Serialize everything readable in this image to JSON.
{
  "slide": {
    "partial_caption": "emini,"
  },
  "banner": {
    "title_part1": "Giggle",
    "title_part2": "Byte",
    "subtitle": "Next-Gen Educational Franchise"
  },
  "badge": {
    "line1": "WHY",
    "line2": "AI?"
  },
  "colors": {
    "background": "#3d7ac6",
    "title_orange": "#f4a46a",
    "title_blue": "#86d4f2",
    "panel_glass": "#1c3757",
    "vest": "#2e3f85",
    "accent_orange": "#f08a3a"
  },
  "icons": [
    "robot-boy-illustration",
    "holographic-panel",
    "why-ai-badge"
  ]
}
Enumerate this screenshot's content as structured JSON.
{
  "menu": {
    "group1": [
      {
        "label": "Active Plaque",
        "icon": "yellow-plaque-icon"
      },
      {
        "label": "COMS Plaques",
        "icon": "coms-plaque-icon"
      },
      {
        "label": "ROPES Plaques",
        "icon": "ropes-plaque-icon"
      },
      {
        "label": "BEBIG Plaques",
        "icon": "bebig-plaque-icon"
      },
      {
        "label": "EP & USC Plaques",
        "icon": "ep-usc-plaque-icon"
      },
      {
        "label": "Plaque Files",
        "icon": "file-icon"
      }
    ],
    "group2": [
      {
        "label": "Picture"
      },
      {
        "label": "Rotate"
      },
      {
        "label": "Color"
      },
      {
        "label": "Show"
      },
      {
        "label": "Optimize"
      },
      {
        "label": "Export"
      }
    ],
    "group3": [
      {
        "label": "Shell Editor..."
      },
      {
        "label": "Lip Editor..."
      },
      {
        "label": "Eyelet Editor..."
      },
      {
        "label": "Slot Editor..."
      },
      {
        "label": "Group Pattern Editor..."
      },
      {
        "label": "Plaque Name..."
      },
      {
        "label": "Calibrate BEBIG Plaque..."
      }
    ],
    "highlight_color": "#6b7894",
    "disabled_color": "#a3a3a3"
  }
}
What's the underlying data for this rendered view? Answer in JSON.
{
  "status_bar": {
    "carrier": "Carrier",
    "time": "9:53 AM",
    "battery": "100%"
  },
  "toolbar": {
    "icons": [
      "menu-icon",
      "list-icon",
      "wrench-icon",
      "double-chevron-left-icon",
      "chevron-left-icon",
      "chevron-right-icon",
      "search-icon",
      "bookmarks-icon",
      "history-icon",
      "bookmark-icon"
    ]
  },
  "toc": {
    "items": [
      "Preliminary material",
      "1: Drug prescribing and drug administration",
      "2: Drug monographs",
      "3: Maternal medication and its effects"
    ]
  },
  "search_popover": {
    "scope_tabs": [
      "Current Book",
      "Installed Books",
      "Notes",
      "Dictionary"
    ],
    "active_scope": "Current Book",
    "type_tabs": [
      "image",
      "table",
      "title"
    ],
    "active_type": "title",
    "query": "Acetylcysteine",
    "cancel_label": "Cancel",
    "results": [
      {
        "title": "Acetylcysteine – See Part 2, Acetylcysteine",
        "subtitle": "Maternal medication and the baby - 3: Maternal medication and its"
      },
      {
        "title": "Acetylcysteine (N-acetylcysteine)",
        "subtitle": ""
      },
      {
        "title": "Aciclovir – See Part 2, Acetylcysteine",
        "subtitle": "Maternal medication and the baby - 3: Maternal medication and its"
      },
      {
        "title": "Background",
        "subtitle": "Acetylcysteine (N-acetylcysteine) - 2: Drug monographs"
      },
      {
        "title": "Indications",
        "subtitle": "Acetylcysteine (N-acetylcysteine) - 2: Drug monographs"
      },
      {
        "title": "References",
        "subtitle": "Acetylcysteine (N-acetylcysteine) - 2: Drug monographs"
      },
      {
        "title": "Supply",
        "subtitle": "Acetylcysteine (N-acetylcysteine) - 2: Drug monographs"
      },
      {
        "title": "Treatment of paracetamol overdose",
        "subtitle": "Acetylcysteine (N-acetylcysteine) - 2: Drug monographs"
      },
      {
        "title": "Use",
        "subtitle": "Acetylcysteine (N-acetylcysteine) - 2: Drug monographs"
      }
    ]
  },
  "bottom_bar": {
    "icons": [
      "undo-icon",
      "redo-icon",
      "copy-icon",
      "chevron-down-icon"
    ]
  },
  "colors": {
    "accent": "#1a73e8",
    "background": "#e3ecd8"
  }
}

□ □ □ □

**Goal:** Copy out the full set of records precisely, leaving nothing out.

**Full output:**
Serialize everything readable in this image to JSON.
{
  "slide": {
    "partial_caption": "emini,"
  },
  "banner": {
    "title_part1": "Giggle",
    "title_part2": "Byte",
    "subtitle": "Next-Gen Educational Franchise"
  },
  "badge": {
    "line1": "WHY",
    "line2": "AI?"
  },
  "colors": {
    "background": "#3d7ac6",
    "title_orange": "#f4a46a",
    "title_blue": "#86d4f2",
    "panel_glass": "#1c3757",
    "vest": "#2e3f85",
    "accent_orange": "#f08a3a"
  },
  "icons": [
    "robot-boy-illustration",
    "holographic-panel",
    "why-ai-badge"
  ]
}
Enumerate this screenshot's content as structured JSON.
{
  "menu": {
    "group1": [
      {
        "label": "Active Plaque",
        "icon": "yellow-plaque-icon"
      },
      {
        "label": "COMS Plaques",
        "icon": "coms-plaque-icon"
      },
      {
        "label": "ROPES Plaques",
        "icon": "ropes-plaque-icon"
      },
      {
        "label": "BEBIG Plaques",
        "icon": "bebig-plaque-icon"
      },
      {
        "label": "EP & USC Plaques",
        "icon": "ep-usc-plaque-icon"
      },
      {
        "label": "Plaque Files",
        "icon": "file-icon"
      }
    ],
    "group2": [
      {
        "label": "Picture"
      },
      {
        "label": "Rotate"
      },
      {
        "label": "Color"
      },
      {
        "label": "Show"
      },
      {
        "label": "Optimize"
      },
      {
        "label": "Export"
      }
    ],
    "group3": [
      {
        "label": "Shell Editor..."
      },
      {
        "label": "Lip Editor..."
      },
      {
        "label": "Eyelet Editor..."
      },
      {
        "label": "Slot Editor..."
      },
      {
        "label": "Group Pattern Editor..."
      },
      {
        "label": "Plaque Name..."
      },
      {
        "label": "Calibrate BEBIG Plaque..."
      }
    ],
    "highlight_color": "#6b7894",
    "disabled_color": "#a3a3a3"
  }
}
What's the underlying data for this rendered view? Answer in JSON.
{
  "status_bar": {
    "carrier": "Carrier",
    "time": "9:53 AM",
    "battery": "100%"
  },
  "toolbar": {
    "icons": [
      "menu-icon",
      "list-icon",
      "wrench-icon",
      "double-chevron-left-icon",
      "chevron-left-icon",
      "chevron-right-icon",
      "search-icon",
      "bookmarks-icon",
      "history-icon",
      "bookmark-icon"
    ]
  },
  "toc": {
    "items": [
      "Preliminary material",
      "1: Drug prescribing and drug administration",
      "2: Drug monographs",
      "3: Maternal medication and its effects"
    ]
  },
  "search_popover": {
    "scope_tabs": [
      "Current Book",
      "Installed Books",
      "Notes",
      "Dictionary"
    ],
    "active_scope": "Current Book",
    "type_tabs": [
      "image",
      "table",
      "title"
    ],
    "active_type": "title",
    "query": "Acetylcysteine",
    "cancel_label": "Cancel",
    "results": [
      {
        "title": "Acetylcysteine – See Part 2, Acetylcysteine",
        "subtitle": "Maternal medication and the baby - 3: Maternal medication and its"
      },
      {
        "title": "Acetylcysteine (N-acetylcysteine)",
        "subtitle": ""
      },
      {
        "title": "Aciclovir – See Part 2, Acetylcysteine",
        "subtitle": "Maternal medication and the baby - 3: Maternal medication and its"
      },
      {
        "title": "Background",
        "subtitle": "Acetylcysteine (N-acetylcysteine) - 2: Drug monographs"
      },
      {
        "title": "Indications",
        "subtitle": "Acetylcysteine (N-acetylcysteine) - 2: Drug monographs"
      },
      {
        "title": "References",
        "subtitle": "Acetylcysteine (N-acetylcysteine) - 2: Drug monographs"
      },
      {
        "title": "Supply",
        "subtitle": "Acetylcysteine (N-acetylcysteine) - 2: Drug monographs"
      },
      {
        "title": "Treatment of paracetamol overdose",
        "subtitle": "Acetylcysteine (N-acetylcysteine) - 2: Drug monographs"
      },
      {
        "title": "Use",
        "subtitle": "Acetylcysteine (N-acetylcysteine) - 2: Drug monographs"
      }
    ]
  },
  "bottom_bar": {
    "icons": [
      "undo-icon",
      "redo-icon",
      "copy-icon",
      "chevron-down-icon"
    ]
  },
  "colors": {
    "accent": "#1a73e8",
    "background": "#e3ecd8"
  }
}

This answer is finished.